> [TASK STATEMENT] Give back all the data exactly, line by line.

> [RECORDS FOR THE EXERCISE]
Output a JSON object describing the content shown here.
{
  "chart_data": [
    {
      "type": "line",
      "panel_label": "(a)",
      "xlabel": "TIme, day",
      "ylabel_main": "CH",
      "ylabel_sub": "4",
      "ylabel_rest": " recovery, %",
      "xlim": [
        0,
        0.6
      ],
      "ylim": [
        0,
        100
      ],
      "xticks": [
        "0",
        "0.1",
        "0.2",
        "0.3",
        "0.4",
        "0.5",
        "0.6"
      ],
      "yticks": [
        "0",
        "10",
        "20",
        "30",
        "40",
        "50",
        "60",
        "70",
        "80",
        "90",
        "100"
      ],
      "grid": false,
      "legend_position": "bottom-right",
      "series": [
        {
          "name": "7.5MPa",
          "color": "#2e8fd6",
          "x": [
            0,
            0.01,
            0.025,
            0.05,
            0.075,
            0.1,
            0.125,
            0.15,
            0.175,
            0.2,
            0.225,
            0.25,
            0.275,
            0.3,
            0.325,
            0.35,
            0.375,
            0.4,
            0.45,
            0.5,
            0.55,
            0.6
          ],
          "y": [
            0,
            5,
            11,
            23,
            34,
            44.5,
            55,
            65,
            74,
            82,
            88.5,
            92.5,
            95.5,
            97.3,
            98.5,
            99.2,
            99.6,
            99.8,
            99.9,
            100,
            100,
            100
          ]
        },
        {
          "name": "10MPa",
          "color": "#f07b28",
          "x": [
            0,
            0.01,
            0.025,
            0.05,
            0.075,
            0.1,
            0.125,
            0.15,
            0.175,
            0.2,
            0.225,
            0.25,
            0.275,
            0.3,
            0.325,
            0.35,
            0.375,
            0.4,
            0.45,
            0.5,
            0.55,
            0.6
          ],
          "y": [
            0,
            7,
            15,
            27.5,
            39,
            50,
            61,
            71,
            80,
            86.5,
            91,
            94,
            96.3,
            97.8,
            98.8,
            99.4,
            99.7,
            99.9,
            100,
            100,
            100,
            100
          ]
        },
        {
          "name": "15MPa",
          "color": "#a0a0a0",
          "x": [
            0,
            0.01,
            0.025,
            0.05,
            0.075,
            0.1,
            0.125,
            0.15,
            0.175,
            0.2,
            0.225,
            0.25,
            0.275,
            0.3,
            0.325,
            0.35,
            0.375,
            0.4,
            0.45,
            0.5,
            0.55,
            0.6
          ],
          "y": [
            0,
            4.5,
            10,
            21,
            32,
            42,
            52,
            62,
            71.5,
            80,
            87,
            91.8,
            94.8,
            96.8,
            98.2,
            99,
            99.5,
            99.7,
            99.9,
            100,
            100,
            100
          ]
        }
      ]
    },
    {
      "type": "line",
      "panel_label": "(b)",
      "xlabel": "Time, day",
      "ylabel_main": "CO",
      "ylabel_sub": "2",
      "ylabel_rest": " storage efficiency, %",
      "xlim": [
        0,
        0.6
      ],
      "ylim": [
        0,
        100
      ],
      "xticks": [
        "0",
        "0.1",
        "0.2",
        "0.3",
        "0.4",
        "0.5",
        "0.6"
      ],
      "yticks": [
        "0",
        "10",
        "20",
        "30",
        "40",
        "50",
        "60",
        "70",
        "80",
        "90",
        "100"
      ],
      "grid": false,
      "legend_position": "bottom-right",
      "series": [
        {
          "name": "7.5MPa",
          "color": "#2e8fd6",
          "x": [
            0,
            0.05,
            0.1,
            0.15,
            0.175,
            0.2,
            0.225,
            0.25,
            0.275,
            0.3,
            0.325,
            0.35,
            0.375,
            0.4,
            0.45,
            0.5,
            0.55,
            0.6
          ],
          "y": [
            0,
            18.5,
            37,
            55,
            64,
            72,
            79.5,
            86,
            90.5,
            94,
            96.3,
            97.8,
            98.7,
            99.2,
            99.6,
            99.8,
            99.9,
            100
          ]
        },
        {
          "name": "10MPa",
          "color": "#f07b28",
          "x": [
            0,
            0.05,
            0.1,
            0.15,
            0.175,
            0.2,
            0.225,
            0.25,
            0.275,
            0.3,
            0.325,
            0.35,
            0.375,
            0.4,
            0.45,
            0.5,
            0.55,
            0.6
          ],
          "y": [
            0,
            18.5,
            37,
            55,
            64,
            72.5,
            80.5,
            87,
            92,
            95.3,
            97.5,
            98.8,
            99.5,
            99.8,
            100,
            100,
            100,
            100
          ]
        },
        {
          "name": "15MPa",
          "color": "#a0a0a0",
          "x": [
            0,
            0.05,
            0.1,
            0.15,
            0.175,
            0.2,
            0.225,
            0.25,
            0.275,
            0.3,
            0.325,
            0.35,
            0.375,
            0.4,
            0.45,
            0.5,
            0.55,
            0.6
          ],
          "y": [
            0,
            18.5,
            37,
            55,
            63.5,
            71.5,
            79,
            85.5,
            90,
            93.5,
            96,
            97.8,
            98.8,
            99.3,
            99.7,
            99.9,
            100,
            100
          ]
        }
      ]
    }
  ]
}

> [WORKED ANSWER]
Output a JSON object describing the content shown here.
{
  "chart_data": [
    {
      "type": "line",
      "panel_label": "(a)",
      "xlabel": "TIme, day",
      "ylabel_main": "CH",
      "ylabel_sub": "4",
      "ylabel_rest": " recovery, %",
      "xlim": [
        0,
        0.6
      ],
      "ylim": [
        0,
        100
      ],
      "xticks": [
        "0",
        "0.1",
        "0.2",
        "0.3",
        "0.4",
        "0.5",
        "0.6"
      ],
      "yticks": [
        "0",
        "10",
        "20",
        "30",
        "40",
        "50",
        "60",
        "70",
        "80",
        "90",
        "100"
      ],
      "grid": false,
      "legend_position": "bottom-right",
      "series": [
        {
          "name": "7.5MPa",
          "color": "#2e8fd6",
          "x": [
            0,
            0.01,
            0.025,
            0.05,
            0.075,
            0.1,
            0.125,
            0.15,
            0.175,
            0.2,
            0.225,
            0.25,
            0.275,
            0.3,
            0.325,
            0.35,
            0.375,
            0.4,
            0.45,
            0.5,
            0.55,
            0.6
          ],
          "y": [
            0,
            5,
            11,
            23,
            34,
            44.5,
            55,
            65,
            74,
            82,
            88.5,
            92.5,
            95.5,
            97.3,
            98.5,
            99.2,
            99.6,
            99.8,
            99.9,
            100,
            100,
            100
          ]
        },
        {
          "name": "10MPa",
          "color": "#f07b28",
          "x": [
            0,
            0.01,
            0.025,
            0.05,
            0.075,
            0.1,
            0.125,
            0.15,
            0.175,
            0.2,
            0.225,
            0.25,
            0.275,
            0.3,
            0.325,
            0.35,
            0.375,
            0.4,
            0.45,
            0.5,
            0.55,
            0.6
          ],
          "y": [
            0,
            7,
            15,
            27.5,
            39,
            50,
            61,
            71,
            80,
            86.5,
            91,
            94,
            96.3,
            97.8,
            98.8,
            99.4,
            99.7,
            99.9,
            100,
            100,
            100,
            100
          ]
        },
        {
          "name": "15MPa",
          "color": "#a0a0a0",
          "x": [
            0,
            0.01,
            0.025,
            0.05,
            0.075,
            0.1,
            0.125,
            0.15,
            0.175,
            0.2,
            0.225,
            0.25,
            0.275,
            0.3,
            0.325,
            0.35,
            0.375,
            0.4,
            0.45,
            0.5,
            0.55,
            0.6
          ],
          "y": [
            0,
            4.5,
            10,
            21,
            32,
            42,
            52,
            62,
            71.5,
            80,
            87,
            91.8,
            94.8,
            96.8,
            98.2,
            99,
            99.5,
            99.7,
            99.9,
            100,
            100,
            100
          ]
        }
      ]
    },
    {
      "type": "line",
      "panel_label": "(b)",
      "xlabel": "Time, day",
      "ylabel_main": "CO",
      "ylabel_sub": "2",
      "ylabel_rest": " storage efficiency, %",
      "xlim": [
        0,
        0.6
      ],
      "ylim": [
        0,
        100
      ],
      "xticks": [
        "0",
        "0.1",
        "0.2",
        "0.3",
        "0.4",
        "0.5",
        "0.6"
      ],
      "yticks": [
        "0",
        "10",
        "20",
        "30",
        "40",
        "50",
        "60",
        "70",
        "80",
        "90",
        "100"
      ],
      "grid": false,
      "legend_position": "bottom-right",
      "series": [
        {
          "name": "7.5MPa",
          "color": "#2e8fd6",
          "x": [
            0,
            0.05,
            0.1,
            0.15,
            0.175,
            0.2,
            0.225,
            0.25,
            0.275,
            0.3,
            0.325,
            0.35,
            0.375,
            0.4,
            0.45,
            0.5,
            0.55,
            0.6
          ],
          "y": [
            0,
            18.5,
            37,
            55,
            64,
            72,
            79.5,
            86,
            90.5,
            94,
            96.3,
            97.8,
            98.7,
            99.2,
            99.6,
            99.8,
            99.9,
            100
          ]
        },
        {
          "name": "10MPa",
          "color": "#f07b28",
          "x": [
            0,
            0.05,
            0.1,
            0.15,
            0.175,
            0.2,
            0.225,
            0.25,
            0.275,
            0.3,
            0.325,
            0.35,
            0.375,
            0.4,
            0.45,
            0.5,
            0.55,
            0.6
          ],
          "y": [
            0,
            18.5,
            37,
            55,
            64,
            72.5,
            80.5,
            87,
            92,
            95.3,
            97.5,
            98.8,
            99.5,
            99.8,
            100,
            100,
            100,
            100
          ]
        },
        {
          "name": "15MPa",
          "color": "#a0a0a0",
          "x": [
            0,
            0.05,
            0.1,
            0.15,
            0.175,
            0.2,
            0.225,
            0.25,
            0.275,
            0.3,
            0.325,
            0.35,
            0.375,
            0.4,
            0.45,
            0.5,
            0.55,
            0.6
          ],
          "y": [
            0,
            18.5,
            37,
            55,
            63.5,
            71.5,
            79,
            85.5,
            90,
            93.5,
            96,
            97.8,
            98.8,
            99.3,
            99.7,
            99.9,
            100,
            100
          ]
        }
      ]
    }
  ]
}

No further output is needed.